:: Records for processing ::
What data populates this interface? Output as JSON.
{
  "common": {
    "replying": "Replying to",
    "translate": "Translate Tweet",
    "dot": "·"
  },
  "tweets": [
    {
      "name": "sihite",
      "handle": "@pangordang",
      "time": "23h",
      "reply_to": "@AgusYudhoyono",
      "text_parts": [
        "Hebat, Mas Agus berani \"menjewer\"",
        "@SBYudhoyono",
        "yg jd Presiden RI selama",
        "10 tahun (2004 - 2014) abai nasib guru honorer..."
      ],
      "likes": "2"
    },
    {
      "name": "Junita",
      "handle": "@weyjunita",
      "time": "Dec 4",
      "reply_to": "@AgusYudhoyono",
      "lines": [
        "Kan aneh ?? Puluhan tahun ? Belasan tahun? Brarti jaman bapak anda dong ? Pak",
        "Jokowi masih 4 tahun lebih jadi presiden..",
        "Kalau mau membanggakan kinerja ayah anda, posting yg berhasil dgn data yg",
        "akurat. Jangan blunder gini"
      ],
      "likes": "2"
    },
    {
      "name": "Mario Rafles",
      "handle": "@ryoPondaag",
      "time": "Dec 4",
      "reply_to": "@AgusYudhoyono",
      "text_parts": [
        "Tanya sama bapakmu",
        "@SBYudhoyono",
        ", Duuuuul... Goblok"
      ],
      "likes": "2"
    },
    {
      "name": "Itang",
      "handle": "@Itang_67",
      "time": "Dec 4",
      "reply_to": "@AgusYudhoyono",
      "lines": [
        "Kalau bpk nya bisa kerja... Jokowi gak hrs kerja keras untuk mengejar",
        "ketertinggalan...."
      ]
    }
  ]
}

:: Objective ::
Write out every entry word for word.

:: Result ::
What data populates this interface? Output as JSON.
{
  "common": {
    "replying": "Replying to",
    "translate": "Translate Tweet",
    "dot": "·"
  },
  "tweets": [
    {
      "name": "sihite",
      "handle": "@pangordang",
      "time": "23h",
      "reply_to": "@AgusYudhoyono",
      "text_parts": [
        "Hebat, Mas Agus berani \"menjewer\"",
        "@SBYudhoyono",
        "yg jd Presiden RI selama",
        "10 tahun (2004 - 2014) abai nasib guru honorer..."
      ],
      "likes": "2"
    },
    {
      "name": "Junita",
      "handle": "@weyjunita",
      "time": "Dec 4",
      "reply_to": "@AgusYudhoyono",
      "lines": [
        "Kan aneh ?? Puluhan tahun ? Belasan tahun? Brarti jaman bapak anda dong ? Pak",
        "Jokowi masih 4 tahun lebih jadi presiden..",
        "Kalau mau membanggakan kinerja ayah anda, posting yg berhasil dgn data yg",
        "akurat. Jangan blunder gini"
      ],
      "likes": "2"
    },
    {
      "name": "Mario Rafles",
      "handle": "@ryoPondaag",
      "time": "Dec 4",
      "reply_to": "@AgusYudhoyono",
      "text_parts": [
        "Tanya sama bapakmu",
        "@SBYudhoyono",
        ", Duuuuul... Goblok"
      ],
      "likes": "2"
    },
    {
      "name": "Itang",
      "handle": "@Itang_67",
      "time": "Dec 4",
      "reply_to": "@AgusYudhoyono",
      "lines": [
        "Kalau bpk nya bisa kerja... Jokowi gak hrs kerja keras untuk mengejar",
        "ketertinggalan...."
      ]
    }
  ]
}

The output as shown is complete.